▸ **What to produce**
Transcribe the entries below exactly.

▸ **Dataset entries**

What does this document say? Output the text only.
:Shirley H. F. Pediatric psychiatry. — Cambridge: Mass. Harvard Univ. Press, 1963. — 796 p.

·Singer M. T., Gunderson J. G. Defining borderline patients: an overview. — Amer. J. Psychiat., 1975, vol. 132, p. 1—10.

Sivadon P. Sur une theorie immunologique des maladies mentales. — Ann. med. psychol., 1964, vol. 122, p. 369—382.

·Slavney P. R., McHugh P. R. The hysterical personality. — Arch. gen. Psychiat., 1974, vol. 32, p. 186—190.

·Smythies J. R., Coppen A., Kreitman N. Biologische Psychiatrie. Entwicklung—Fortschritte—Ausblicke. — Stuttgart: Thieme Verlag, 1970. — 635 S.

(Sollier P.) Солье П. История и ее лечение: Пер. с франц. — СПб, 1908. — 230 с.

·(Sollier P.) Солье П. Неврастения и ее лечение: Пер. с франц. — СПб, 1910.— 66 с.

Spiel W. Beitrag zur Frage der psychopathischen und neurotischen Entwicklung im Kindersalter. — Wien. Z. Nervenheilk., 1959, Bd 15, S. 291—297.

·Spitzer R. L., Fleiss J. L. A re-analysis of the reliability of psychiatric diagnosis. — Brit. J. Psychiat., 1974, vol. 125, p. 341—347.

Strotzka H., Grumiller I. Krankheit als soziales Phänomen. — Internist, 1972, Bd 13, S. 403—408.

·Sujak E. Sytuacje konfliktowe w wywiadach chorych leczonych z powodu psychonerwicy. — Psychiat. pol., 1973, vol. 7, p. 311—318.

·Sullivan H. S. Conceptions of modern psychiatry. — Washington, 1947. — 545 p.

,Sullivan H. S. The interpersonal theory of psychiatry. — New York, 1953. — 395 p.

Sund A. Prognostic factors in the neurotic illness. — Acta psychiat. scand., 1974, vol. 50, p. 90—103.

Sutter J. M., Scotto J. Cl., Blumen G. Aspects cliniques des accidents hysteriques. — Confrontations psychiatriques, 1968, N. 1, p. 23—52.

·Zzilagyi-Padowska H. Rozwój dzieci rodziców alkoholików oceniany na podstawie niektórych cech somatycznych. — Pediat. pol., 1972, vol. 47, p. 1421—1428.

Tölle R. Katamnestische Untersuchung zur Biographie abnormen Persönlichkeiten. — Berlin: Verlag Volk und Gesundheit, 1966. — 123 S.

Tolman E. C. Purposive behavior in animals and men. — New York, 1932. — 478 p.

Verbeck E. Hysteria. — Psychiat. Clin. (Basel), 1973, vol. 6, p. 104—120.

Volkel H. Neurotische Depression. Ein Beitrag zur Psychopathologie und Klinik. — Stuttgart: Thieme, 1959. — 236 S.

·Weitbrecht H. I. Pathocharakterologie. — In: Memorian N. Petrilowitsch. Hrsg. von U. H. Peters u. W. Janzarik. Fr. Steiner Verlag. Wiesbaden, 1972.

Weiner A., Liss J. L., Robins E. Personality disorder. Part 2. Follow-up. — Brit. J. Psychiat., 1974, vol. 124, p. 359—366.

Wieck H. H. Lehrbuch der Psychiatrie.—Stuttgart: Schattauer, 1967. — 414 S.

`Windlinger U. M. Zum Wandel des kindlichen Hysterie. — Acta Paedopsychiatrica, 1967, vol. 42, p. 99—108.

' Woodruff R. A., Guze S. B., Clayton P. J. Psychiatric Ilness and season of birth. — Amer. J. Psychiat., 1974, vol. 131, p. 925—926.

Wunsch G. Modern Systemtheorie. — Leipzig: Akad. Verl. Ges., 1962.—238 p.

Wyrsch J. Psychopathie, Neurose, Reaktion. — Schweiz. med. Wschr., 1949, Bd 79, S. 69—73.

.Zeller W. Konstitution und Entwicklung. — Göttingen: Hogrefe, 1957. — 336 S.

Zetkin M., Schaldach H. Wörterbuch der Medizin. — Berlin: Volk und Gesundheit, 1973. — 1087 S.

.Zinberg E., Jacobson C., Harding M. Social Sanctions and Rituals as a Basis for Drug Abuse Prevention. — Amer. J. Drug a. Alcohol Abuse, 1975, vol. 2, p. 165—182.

▸ **Answer for the task**
What does this document say? Output the text only.
:Shirley H. F. Pediatric psychiatry. — Cambridge: Mass. Harvard Univ. Press, 1963. — 796 p.

·Singer M. T., Gunderson J. G. Defining borderline patients: an overview. — Amer. J. Psychiat., 1975, vol. 132, p. 1—10.

Sivadon P. Sur une theorie immunologique des maladies mentales. — Ann. med. psychol., 1964, vol. 122, p. 369—382.

·Slavney P. R., McHugh P. R. The hysterical personality. — Arch. gen. Psychiat., 1974, vol. 32, p. 186—190.

·Smythies J. R., Coppen A., Kreitman N. Biologische Psychiatrie. Entwicklung—Fortschritte—Ausblicke. — Stuttgart: Thieme Verlag, 1970. — 635 S.

(Sollier P.) Солье П. История и ее лечение: Пер. с франц. — СПб, 1908. — 230 с.

·(Sollier P.) Солье П. Неврастения и ее лечение: Пер. с франц. — СПб, 1910.— 66 с.

Spiel W. Beitrag zur Frage der psychopathischen und neurotischen Entwicklung im Kindersalter. — Wien. Z. Nervenheilk., 1959, Bd 15, S. 291—297.

·Spitzer R. L., Fleiss J. L. A re-analysis of the reliability of psychiatric diagnosis. — Brit. J. Psychiat., 1974, vol. 125, p. 341—347.

Strotzka H., Grumiller I. Krankheit als soziales Phänomen. — Internist, 1972, Bd 13, S. 403—408.

·Sujak E. Sytuacje konfliktowe w wywiadach chorych leczonych z powodu psychonerwicy. — Psychiat. pol., 1973, vol. 7, p. 311—318.

·Sullivan H. S. Conceptions of modern psychiatry. — Washington, 1947. — 545 p.

,Sullivan H. S. The interpersonal theory of psychiatry. — New York, 1953. — 395 p.

Sund A. Prognostic factors in the neurotic illness. — Acta psychiat. scand., 1974, vol. 50, p. 90—103.

Sutter J. M., Scotto J. Cl., Blumen G. Aspects cliniques des accidents hysteriques. — Confrontations psychiatriques, 1968, N. 1, p. 23—52.

·Zzilagyi-Padowska H. Rozwój dzieci rodziców alkoholików oceniany na podstawie niektórych cech somatycznych. — Pediat. pol., 1972, vol. 47, p. 1421—1428.

Tölle R. Katamnestische Untersuchung zur Biographie abnormen Persönlichkeiten. — Berlin: Verlag Volk und Gesundheit, 1966. — 123 S.

Tolman E. C. Purposive behavior in animals and men. — New York, 1932. — 478 p.

Verbeck E. Hysteria. — Psychiat. Clin. (Basel), 1973, vol. 6, p. 104—120.

Volkel H. Neurotische Depression. Ein Beitrag zur Psychopathologie und Klinik. — Stuttgart: Thieme, 1959. — 236 S.

·Weitbrecht H. I. Pathocharakterologie. — In: Memorian N. Petrilowitsch. Hrsg. von U. H. Peters u. W. Janzarik. Fr. Steiner Verlag. Wiesbaden, 1972.

Weiner A., Liss J. L., Robins E. Personality disorder. Part 2. Follow-up. — Brit. J. Psychiat., 1974, vol. 124, p. 359—366.

Wieck H. H. Lehrbuch der Psychiatrie.—Stuttgart: Schattauer, 1967. — 414 S.

`Windlinger U. M. Zum Wandel des kindlichen Hysterie. — Acta Paedopsychiatrica, 1967, vol. 42, p. 99—108.

' Woodruff R. A., Guze S. B., Clayton P. J. Psychiatric Ilness and season of birth. — Amer. J. Psychiat., 1974, vol. 131, p. 925—926.

Wunsch G. Modern Systemtheorie. — Leipzig: Akad. Verl. Ges., 1962.—238 p.

Wyrsch J. Psychopathie, Neurose, Reaktion. — Schweiz. med. Wschr., 1949, Bd 79, S. 69—73.

.Zeller W. Konstitution und Entwicklung. — Göttingen: Hogrefe, 1957. — 336 S.

Zetkin M., Schaldach H. Wörterbuch der Medizin. — Berlin: Volk und Gesundheit, 1973. — 1087 S.

.Zinberg E., Jacobson C., Harding M. Social Sanctions and Rituals as a Basis for Drug Abuse Prevention. — Amer. J. Drug a. Alcohol Abuse, 1975, vol. 2, p. 165—182.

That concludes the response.